# WHAT THIS TASK INVOLVES
Write the data below out exactly as it stands. Do not include the pictures.
======== LISTING ========
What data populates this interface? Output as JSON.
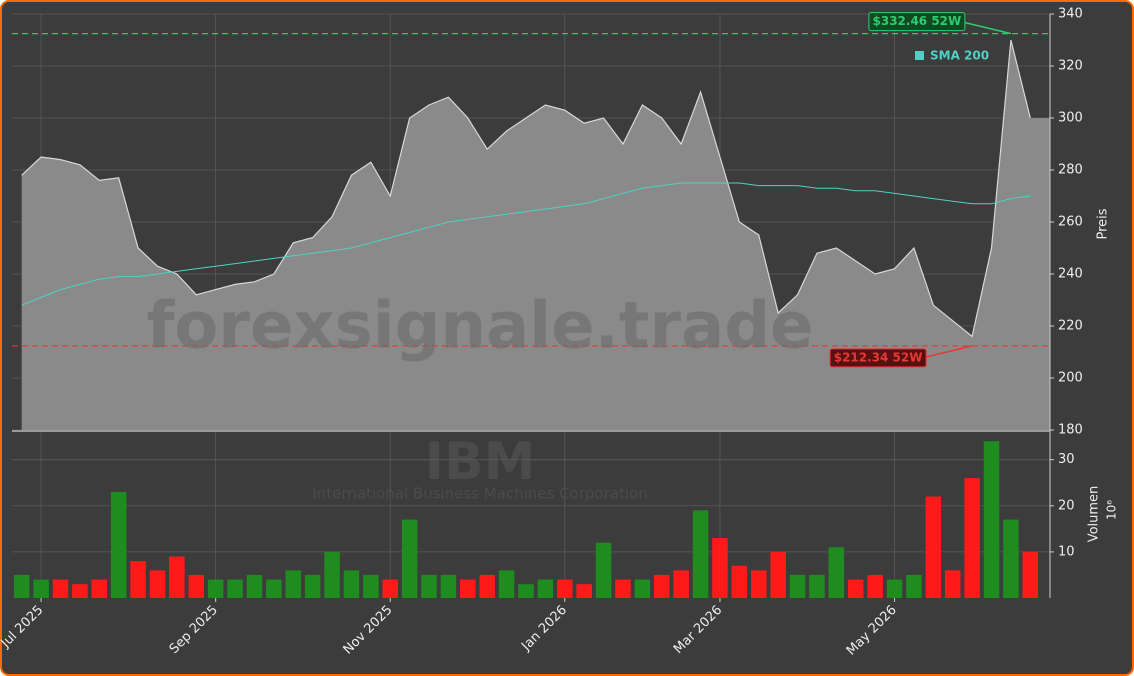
{
  "chart_data": {
    "type": "stock",
    "watermark": "forexsignale.trade",
    "ticker": "IBM",
    "company": "International Business Machines Corporation",
    "ylabel": "Preis",
    "y2label": "Volumen",
    "y2unit": "10⁶",
    "categories": [
      null,
      "Jul 2025",
      null,
      null,
      null,
      null,
      null,
      null,
      null,
      null,
      "Sep 2025",
      null,
      null,
      null,
      null,
      null,
      null,
      null,
      null,
      "Nov 2025",
      null,
      null,
      null,
      null,
      null,
      null,
      null,
      null,
      "Jan 2026",
      null,
      null,
      null,
      null,
      null,
      null,
      null,
      "Mar 2026",
      null,
      null,
      null,
      null,
      null,
      null,
      null,
      null,
      "May 2026",
      null,
      null,
      null,
      null,
      null,
      null,
      null
    ],
    "price": {
      "color": "#8a8a8a",
      "line_color": "#d8d8d8",
      "values": [
        278,
        285,
        284,
        282,
        276,
        277,
        250,
        243,
        240,
        232,
        234,
        236,
        237,
        240,
        252,
        254,
        262,
        278,
        283,
        270,
        300,
        305,
        308,
        300,
        288,
        295,
        300,
        305,
        303,
        298,
        300,
        290,
        305,
        300,
        290,
        310,
        285,
        260,
        255,
        225,
        232,
        248,
        250,
        245,
        240,
        242,
        250,
        228,
        222,
        216,
        250,
        330,
        300
      ]
    },
    "sma": {
      "name": "SMA 200",
      "color": "#4fd1c5",
      "values": [
        228,
        231,
        234,
        236,
        238,
        239,
        239,
        240,
        241,
        242,
        243,
        244,
        245,
        246,
        247,
        248,
        249,
        250,
        252,
        254,
        256,
        258,
        260,
        261,
        262,
        263,
        264,
        265,
        266,
        267,
        269,
        271,
        273,
        274,
        275,
        275,
        275,
        275,
        274,
        274,
        274,
        273,
        273,
        272,
        272,
        271,
        270,
        269,
        268,
        267,
        267,
        269,
        270
      ]
    },
    "volume": {
      "axis": "y2",
      "up_color": "#1e8c1e",
      "down_color": "#ff1a1a",
      "values": [
        5,
        4,
        4,
        3,
        4,
        23,
        8,
        6,
        9,
        5,
        4,
        4,
        5,
        4,
        6,
        5,
        10,
        6,
        5,
        4,
        17,
        5,
        5,
        4,
        5,
        6,
        3,
        4,
        4,
        3,
        12,
        4,
        4,
        5,
        6,
        19,
        13,
        7,
        6,
        10,
        5,
        5,
        11,
        4,
        5,
        4,
        5,
        22,
        6,
        26,
        34,
        17,
        10
      ]
    },
    "high": {
      "value": 332.46,
      "label": "$332.46 52W",
      "color": "#2ecc71"
    },
    "low": {
      "value": 212.34,
      "label": "$212.34 52W",
      "color": "#e53935"
    },
    "ylim": [
      180,
      340
    ],
    "yticks": [
      180,
      200,
      220,
      240,
      260,
      280,
      300,
      320,
      340
    ],
    "y2lim": [
      0,
      36
    ],
    "y2ticks": [
      10,
      20,
      30
    ],
    "grid": true
  }
}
========
# ANSWER
What data populates this interface? Output as JSON.
{
  "chart_data": {
    "type": "stock",
    "watermark": "forexsignale.trade",
    "ticker": "IBM",
    "company": "International Business Machines Corporation",
    "ylabel": "Preis",
    "y2label": "Volumen",
    "y2unit": "10⁶",
    "categories": [
      null,
      "Jul 2025",
      null,
      null,
      null,
      null,
      null,
      null,
      null,
      null,
      "Sep 2025",
      null,
      null,
      null,
      null,
      null,
      null,
      null,
      null,
      "Nov 2025",
      null,
      null,
      null,
      null,
      null,
      null,
      null,
      null,
      "Jan 2026",
      null,
      null,
      null,
      null,
      null,
      null,
      null,
      "Mar 2026",
      null,
      null,
      null,
      null,
      null,
      null,
      null,
      null,
      "May 2026",
      null,
      null,
      null,
      null,
      null,
      null,
      null
    ],
    "price": {
      "color": "#8a8a8a",
      "line_color": "#d8d8d8",
      "values": [
        278,
        285,
        284,
        282,
        276,
        277,
        250,
        243,
        240,
        232,
        234,
        236,
        237,
        240,
        252,
        254,
        262,
        278,
        283,
        270,
        300,
        305,
        308,
        300,
        288,
        295,
        300,
        305,
        303,
        298,
        300,
        290,
        305,
        300,
        290,
        310,
        285,
        260,
        255,
        225,
        232,
        248,
        250,
        245,
        240,
        242,
        250,
        228,
        222,
        216,
        250,
        330,
        300
      ]
    },
    "sma": {
      "name": "SMA 200",
      "color": "#4fd1c5",
      "values": [
        228,
        231,
        234,
        236,
        238,
        239,
        239,
        240,
        241,
        242,
        243,
        244,
        245,
        246,
        247,
        248,
        249,
        250,
        252,
        254,
        256,
        258,
        260,
        261,
        262,
        263,
        264,
        265,
        266,
        267,
        269,
        271,
        273,
        274,
        275,
        275,
        275,
        275,
        274,
        274,
        274,
        273,
        273,
        272,
        272,
        271,
        270,
        269,
        268,
        267,
        267,
        269,
        270
      ]
    },
    "volume": {
      "axis": "y2",
      "up_color": "#1e8c1e",
      "down_color": "#ff1a1a",
      "values": [
        5,
        4,
        4,
        3,
        4,
        23,
        8,
        6,
        9,
        5,
        4,
        4,
        5,
        4,
        6,
        5,
        10,
        6,
        5,
        4,
        17,
        5,
        5,
        4,
        5,
        6,
        3,
        4,
        4,
        3,
        12,
        4,
        4,
        5,
        6,
        19,
        13,
        7,
        6,
        10,
        5,
        5,
        11,
        4,
        5,
        4,
        5,
        22,
        6,
        26,
        34,
        17,
        10
      ]
    },
    "high": {
      "value": 332.46,
      "label": "$332.46 52W",
      "color": "#2ecc71"
    },
    "low": {
      "value": 212.34,
      "label": "$212.34 52W",
      "color": "#e53935"
    },
    "ylim": [
      180,
      340
    ],
    "yticks": [
      180,
      200,
      220,
      240,
      260,
      280,
      300,
      320,
      340
    ],
    "y2lim": [
      0,
      36
    ],
    "y2ticks": [
      10,
      20,
      30
    ],
    "grid": true
  }
}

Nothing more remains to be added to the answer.